Start of ENTRIES SUPPLIED

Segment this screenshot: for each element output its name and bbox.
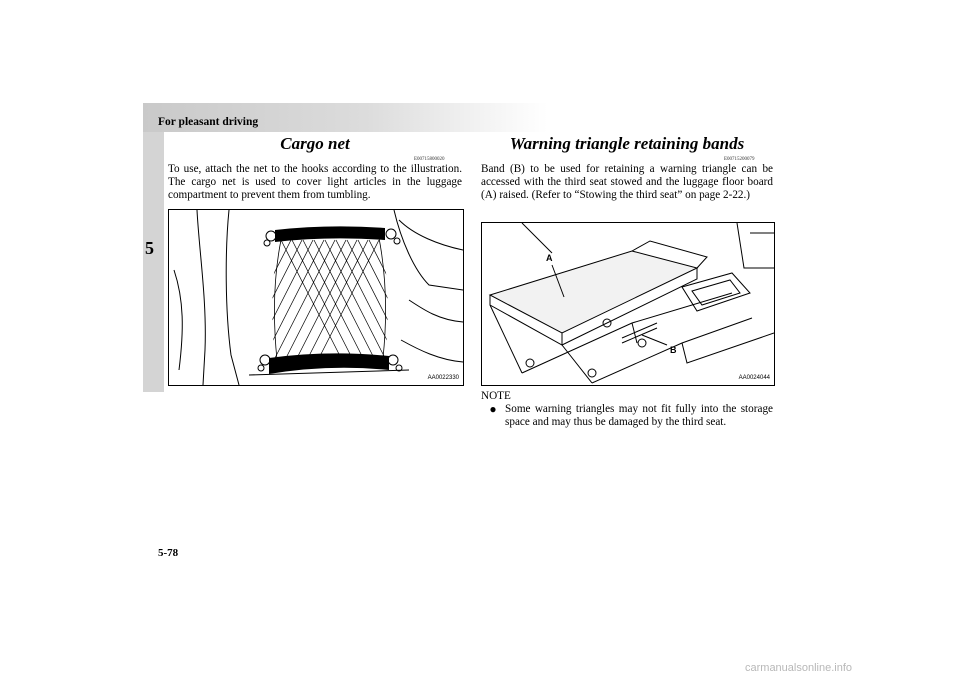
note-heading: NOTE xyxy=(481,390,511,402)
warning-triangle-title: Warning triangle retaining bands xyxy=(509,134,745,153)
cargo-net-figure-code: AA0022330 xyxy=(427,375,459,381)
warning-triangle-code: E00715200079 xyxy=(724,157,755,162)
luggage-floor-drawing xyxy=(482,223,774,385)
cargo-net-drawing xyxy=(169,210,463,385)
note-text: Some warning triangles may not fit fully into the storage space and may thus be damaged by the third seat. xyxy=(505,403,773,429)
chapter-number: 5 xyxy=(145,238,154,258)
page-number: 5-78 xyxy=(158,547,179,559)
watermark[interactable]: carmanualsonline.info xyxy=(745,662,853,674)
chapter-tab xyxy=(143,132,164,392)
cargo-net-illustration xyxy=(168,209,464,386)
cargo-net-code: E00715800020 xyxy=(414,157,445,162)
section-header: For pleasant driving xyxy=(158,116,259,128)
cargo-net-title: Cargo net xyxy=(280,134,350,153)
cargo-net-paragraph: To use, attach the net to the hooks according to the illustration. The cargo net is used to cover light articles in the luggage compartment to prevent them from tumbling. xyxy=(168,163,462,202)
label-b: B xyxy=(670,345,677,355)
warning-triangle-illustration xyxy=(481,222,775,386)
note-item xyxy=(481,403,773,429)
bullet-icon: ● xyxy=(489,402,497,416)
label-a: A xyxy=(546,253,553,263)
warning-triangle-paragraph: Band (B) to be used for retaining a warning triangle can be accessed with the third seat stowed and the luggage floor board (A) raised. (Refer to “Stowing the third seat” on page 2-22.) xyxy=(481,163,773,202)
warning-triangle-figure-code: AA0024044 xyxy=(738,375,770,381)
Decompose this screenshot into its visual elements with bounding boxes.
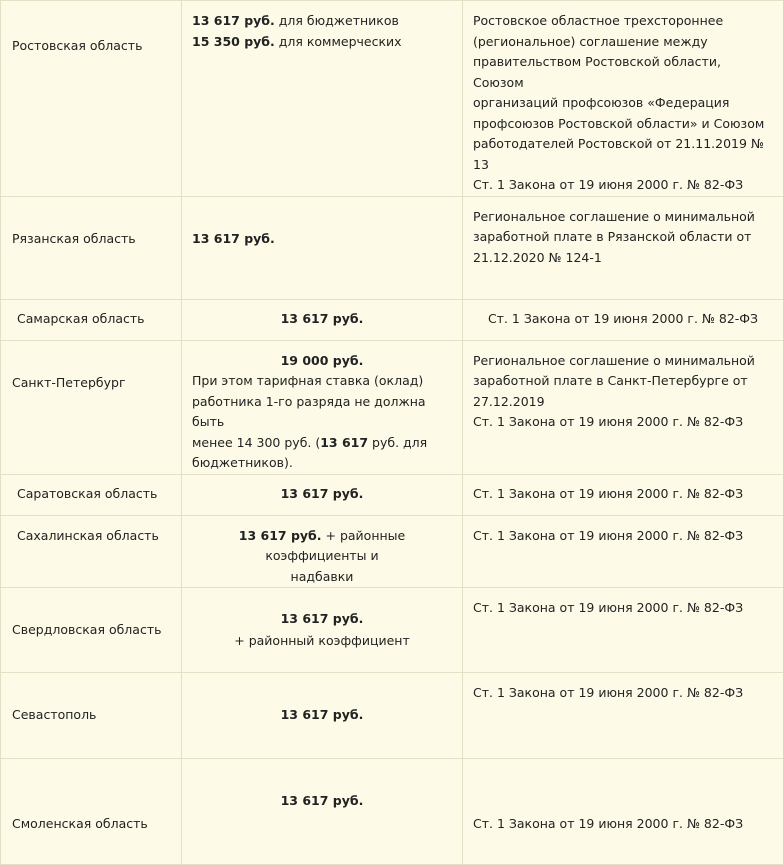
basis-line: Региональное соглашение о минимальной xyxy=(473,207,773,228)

End of ENTRIES SUPPLIED

- _OBJECTIVE_
Reproduce all of the entries above word for word, leaving out the pictures.

- _TASK RESULT_
Segment this screenshot: for each element output its name and bbox.
note-heading: NOTE xyxy=(481,390,511,402)
warning-triangle-title: Warning triangle retaining bands xyxy=(509,134,745,153)
cargo-net-figure-code: AA0022330 xyxy=(427,375,459,381)
warning-triangle-code: E00715200079 xyxy=(724,157,755,162)
luggage-floor-drawing xyxy=(482,223,774,385)
cargo-net-drawing xyxy=(169,210,463,385)
note-text: Some warning triangles may not fit fully into the storage space and may thus be damaged by the third seat. xyxy=(505,403,773,429)
chapter-number: 5 xyxy=(145,238,154,258)
page-number: 5-78 xyxy=(158,547,179,559)
watermark[interactable]: carmanualsonline.info xyxy=(745,662,853,674)
chapter-tab xyxy=(143,132,164,392)
cargo-net-illustration xyxy=(168,209,464,386)
cargo-net-code: E00715800020 xyxy=(414,157,445,162)
section-header: For pleasant driving xyxy=(158,116,259,128)
cargo-net-title: Cargo net xyxy=(280,134,350,153)
cargo-net-paragraph: To use, attach the net to the hooks according to the illustration. The cargo net is used to cover light articles in the luggage compartment to prevent them from tumbling. xyxy=(168,163,462,202)
label-b: B xyxy=(670,345,677,355)
warning-triangle-illustration xyxy=(481,222,775,386)
note-item xyxy=(481,403,773,429)
bullet-icon: ● xyxy=(489,402,497,416)
label-a: A xyxy=(546,253,553,263)
warning-triangle-paragraph: Band (B) to be used for retaining a warning triangle can be accessed with the third seat stowed and the luggage floor board (A) raised. (Refer to “Stowing the third seat” on page 2-22.) xyxy=(481,163,773,202)
warning-triangle-figure-code: AA0024044 xyxy=(738,375,770,381)
Decompose this screenshot into its visual elements with bounding boxes.
basis-line: Региональное соглашение о минимальной xyxy=(473,207,773,228)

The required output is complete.